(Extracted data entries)

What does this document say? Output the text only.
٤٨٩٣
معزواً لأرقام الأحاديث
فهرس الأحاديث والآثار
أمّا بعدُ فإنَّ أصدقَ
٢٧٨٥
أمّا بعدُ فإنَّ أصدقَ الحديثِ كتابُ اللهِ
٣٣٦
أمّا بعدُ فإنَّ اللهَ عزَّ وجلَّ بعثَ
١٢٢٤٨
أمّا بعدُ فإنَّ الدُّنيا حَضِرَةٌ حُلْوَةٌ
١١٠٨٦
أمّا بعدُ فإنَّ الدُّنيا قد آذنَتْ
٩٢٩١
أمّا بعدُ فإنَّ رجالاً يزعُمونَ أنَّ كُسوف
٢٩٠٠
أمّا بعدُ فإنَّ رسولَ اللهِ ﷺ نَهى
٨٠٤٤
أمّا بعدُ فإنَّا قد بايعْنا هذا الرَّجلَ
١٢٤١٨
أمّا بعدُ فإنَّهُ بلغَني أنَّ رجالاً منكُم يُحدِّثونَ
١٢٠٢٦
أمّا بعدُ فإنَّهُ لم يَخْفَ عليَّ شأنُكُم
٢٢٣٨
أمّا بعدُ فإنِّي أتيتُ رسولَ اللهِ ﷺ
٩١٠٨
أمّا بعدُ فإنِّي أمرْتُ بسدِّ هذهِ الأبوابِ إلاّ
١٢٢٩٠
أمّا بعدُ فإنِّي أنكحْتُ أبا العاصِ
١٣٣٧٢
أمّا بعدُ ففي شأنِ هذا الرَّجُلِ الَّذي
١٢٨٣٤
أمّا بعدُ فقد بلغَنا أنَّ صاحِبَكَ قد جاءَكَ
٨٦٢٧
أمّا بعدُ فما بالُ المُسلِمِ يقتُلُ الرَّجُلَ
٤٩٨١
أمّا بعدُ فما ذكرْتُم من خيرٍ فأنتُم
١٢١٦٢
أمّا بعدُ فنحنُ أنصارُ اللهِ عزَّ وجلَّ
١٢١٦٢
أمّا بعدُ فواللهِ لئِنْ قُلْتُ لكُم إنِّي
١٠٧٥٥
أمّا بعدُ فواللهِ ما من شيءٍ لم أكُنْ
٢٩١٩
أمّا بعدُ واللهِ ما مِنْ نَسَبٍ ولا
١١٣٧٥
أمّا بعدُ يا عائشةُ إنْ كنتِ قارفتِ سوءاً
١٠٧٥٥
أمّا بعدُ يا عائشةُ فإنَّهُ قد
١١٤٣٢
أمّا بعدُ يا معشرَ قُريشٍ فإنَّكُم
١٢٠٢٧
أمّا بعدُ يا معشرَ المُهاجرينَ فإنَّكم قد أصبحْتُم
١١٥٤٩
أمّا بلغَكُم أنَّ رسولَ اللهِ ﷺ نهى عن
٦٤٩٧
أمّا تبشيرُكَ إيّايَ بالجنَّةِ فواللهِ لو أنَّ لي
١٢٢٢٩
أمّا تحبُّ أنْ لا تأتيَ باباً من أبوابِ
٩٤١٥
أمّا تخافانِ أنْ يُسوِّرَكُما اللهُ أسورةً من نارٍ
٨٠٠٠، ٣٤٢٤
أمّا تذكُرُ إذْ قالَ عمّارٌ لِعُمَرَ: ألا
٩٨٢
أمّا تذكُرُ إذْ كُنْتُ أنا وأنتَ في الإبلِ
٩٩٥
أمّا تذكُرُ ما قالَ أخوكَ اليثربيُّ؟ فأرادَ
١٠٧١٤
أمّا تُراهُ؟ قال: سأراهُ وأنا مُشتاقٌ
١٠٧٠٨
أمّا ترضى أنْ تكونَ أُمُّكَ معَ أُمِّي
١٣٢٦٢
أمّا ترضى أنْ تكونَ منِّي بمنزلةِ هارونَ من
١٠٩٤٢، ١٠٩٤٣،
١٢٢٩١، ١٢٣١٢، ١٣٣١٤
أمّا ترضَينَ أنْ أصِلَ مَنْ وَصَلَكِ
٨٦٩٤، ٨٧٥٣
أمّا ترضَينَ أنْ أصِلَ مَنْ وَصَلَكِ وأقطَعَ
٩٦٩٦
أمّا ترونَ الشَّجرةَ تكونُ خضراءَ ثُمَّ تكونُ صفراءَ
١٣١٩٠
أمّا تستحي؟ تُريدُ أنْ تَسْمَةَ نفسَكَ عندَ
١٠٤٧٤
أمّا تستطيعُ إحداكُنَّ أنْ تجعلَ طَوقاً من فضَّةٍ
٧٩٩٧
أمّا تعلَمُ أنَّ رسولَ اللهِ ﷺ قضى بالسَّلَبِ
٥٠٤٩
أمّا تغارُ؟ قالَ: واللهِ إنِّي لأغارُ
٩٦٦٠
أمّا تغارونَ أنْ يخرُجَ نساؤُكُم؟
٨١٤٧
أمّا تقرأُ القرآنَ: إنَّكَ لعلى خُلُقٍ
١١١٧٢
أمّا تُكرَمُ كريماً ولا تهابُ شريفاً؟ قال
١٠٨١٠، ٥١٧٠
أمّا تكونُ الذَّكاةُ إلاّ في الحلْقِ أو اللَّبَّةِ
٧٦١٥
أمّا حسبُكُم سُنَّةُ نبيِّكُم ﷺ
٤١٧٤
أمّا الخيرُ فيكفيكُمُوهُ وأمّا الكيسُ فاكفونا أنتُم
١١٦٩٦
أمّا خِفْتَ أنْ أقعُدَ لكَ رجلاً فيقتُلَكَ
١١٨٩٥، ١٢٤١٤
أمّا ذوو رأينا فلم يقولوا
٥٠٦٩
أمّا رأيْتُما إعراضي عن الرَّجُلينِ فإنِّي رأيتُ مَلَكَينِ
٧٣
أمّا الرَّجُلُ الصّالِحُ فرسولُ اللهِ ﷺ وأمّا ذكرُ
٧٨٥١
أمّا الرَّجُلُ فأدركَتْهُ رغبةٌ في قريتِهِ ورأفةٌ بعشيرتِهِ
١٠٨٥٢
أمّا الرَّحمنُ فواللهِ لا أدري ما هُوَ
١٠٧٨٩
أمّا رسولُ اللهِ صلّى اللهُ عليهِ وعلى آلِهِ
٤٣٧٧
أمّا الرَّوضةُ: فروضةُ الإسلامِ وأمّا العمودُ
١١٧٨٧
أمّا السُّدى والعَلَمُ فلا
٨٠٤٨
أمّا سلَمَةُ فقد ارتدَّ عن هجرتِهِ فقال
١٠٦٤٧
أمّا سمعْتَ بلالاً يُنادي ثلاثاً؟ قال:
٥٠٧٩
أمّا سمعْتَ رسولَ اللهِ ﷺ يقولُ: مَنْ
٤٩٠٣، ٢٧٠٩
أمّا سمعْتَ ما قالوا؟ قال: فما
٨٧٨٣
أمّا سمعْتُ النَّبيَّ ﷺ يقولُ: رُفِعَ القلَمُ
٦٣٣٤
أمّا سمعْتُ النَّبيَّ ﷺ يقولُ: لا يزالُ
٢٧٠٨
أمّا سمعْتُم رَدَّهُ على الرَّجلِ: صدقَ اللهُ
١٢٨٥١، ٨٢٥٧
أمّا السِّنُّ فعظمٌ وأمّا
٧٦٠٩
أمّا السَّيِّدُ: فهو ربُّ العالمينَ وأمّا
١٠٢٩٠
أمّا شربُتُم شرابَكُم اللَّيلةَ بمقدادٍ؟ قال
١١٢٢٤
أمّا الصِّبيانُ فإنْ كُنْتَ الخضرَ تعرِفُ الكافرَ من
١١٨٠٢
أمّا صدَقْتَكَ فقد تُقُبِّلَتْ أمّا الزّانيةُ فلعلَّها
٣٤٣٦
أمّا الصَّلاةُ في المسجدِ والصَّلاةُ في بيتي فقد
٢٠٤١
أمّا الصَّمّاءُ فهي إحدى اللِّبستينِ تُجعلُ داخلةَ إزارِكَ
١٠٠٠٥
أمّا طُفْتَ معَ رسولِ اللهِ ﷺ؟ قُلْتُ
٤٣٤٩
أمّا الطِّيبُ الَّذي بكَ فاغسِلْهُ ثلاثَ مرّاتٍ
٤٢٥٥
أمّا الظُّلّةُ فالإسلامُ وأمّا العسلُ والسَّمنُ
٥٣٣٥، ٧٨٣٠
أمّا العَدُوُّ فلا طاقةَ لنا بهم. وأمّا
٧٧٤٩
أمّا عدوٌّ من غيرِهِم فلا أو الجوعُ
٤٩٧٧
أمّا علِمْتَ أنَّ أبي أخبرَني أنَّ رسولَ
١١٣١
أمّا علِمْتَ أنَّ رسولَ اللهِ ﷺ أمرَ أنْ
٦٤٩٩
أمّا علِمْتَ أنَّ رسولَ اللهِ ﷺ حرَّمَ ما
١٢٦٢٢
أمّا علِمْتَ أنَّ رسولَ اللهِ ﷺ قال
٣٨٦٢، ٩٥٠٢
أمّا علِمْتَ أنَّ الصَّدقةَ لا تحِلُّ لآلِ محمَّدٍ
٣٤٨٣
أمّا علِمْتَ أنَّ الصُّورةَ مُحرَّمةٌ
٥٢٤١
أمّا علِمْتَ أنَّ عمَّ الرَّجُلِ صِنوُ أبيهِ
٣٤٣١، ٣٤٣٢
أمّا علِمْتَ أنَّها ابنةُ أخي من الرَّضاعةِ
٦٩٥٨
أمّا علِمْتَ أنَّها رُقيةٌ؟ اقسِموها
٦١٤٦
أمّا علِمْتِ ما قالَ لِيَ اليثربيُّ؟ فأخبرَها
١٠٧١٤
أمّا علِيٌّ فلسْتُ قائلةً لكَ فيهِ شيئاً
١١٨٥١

## [EXERCISE TASK]
Extract every line from the records above that contains the word "أصدق".

## [FINISHED ANSWER]
أمّا بعدُ فإنَّ أصدقَ
أمّا بعدُ فإنَّ أصدقَ الحديثِ كتابُ اللهِ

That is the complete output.